→ Task to complete: Write out the listing beneath this instruction in its entirety, exactly as it reads.

→ Supplied records:
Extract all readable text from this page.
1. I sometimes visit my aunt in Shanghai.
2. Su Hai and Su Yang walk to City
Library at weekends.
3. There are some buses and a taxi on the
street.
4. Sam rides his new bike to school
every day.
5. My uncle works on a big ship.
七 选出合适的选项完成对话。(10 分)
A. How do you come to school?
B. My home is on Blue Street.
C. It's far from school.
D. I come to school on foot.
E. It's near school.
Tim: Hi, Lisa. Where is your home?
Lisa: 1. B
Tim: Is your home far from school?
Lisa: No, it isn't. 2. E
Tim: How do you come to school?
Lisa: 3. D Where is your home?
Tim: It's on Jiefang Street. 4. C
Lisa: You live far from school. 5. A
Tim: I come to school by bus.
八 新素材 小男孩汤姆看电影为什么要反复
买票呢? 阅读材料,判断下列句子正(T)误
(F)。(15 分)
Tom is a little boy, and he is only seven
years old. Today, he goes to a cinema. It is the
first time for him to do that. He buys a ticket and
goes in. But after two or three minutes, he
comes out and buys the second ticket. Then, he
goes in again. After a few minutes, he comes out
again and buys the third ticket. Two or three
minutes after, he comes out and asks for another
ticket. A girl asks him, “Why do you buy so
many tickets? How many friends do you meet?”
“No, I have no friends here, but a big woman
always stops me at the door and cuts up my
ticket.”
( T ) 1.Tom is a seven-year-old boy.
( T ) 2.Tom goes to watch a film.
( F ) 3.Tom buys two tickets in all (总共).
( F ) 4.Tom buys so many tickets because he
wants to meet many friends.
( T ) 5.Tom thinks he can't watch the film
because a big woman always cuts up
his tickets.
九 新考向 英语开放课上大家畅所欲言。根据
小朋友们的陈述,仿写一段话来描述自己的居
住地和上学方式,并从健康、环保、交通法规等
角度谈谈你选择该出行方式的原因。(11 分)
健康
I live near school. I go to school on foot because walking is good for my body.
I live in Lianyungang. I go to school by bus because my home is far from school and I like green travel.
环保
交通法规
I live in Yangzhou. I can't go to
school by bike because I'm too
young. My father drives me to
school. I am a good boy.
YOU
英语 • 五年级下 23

→ Written reply:
Extract all readable text from this page.
1. I sometimes visit my aunt in Shanghai.
2. Su Hai and Su Yang walk to City
Library at weekends.
3. There are some buses and a taxi on the
street.
4. Sam rides his new bike to school
every day.
5. My uncle works on a big ship.
七 选出合适的选项完成对话。(10 分)
A. How do you come to school?
B. My home is on Blue Street.
C. It's far from school.
D. I come to school on foot.
E. It's near school.
Tim: Hi, Lisa. Where is your home?
Lisa: 1. B
Tim: Is your home far from school?
Lisa: No, it isn't. 2. E
Tim: How do you come to school?
Lisa: 3. D Where is your home?
Tim: It's on Jiefang Street. 4. C
Lisa: You live far from school. 5. A
Tim: I come to school by bus.
八 新素材 小男孩汤姆看电影为什么要反复
买票呢? 阅读材料,判断下列句子正(T)误
(F)。(15 分)
Tom is a little boy, and he is only seven
years old. Today, he goes to a cinema. It is the
first time for him to do that. He buys a ticket and
goes in. But after two or three minutes, he
comes out and buys the second ticket. Then, he
goes in again. After a few minutes, he comes out
again and buys the third ticket. Two or three
minutes after, he comes out and asks for another
ticket. A girl asks him, “Why do you buy so
many tickets? How many friends do you meet?”
“No, I have no friends here, but a big woman
always stops me at the door and cuts up my
ticket.”
( T ) 1.Tom is a seven-year-old boy.
( T ) 2.Tom goes to watch a film.
( F ) 3.Tom buys two tickets in all (总共).
( F ) 4.Tom buys so many tickets because he
wants to meet many friends.
( T ) 5.Tom thinks he can't watch the film
because a big woman always cuts up
his tickets.
九 新考向 英语开放课上大家畅所欲言。根据
小朋友们的陈述,仿写一段话来描述自己的居
住地和上学方式,并从健康、环保、交通法规等
角度谈谈你选择该出行方式的原因。(11 分)
健康
I live near school. I go to school on foot because walking is good for my body.
I live in Lianyungang. I go to school by bus because my home is far from school and I like green travel.
环保
交通法规
I live in Yangzhou. I can't go to
school by bike because I'm too
young. My father drives me to
school. I am a good boy.
YOU
英语 • 五年级下 23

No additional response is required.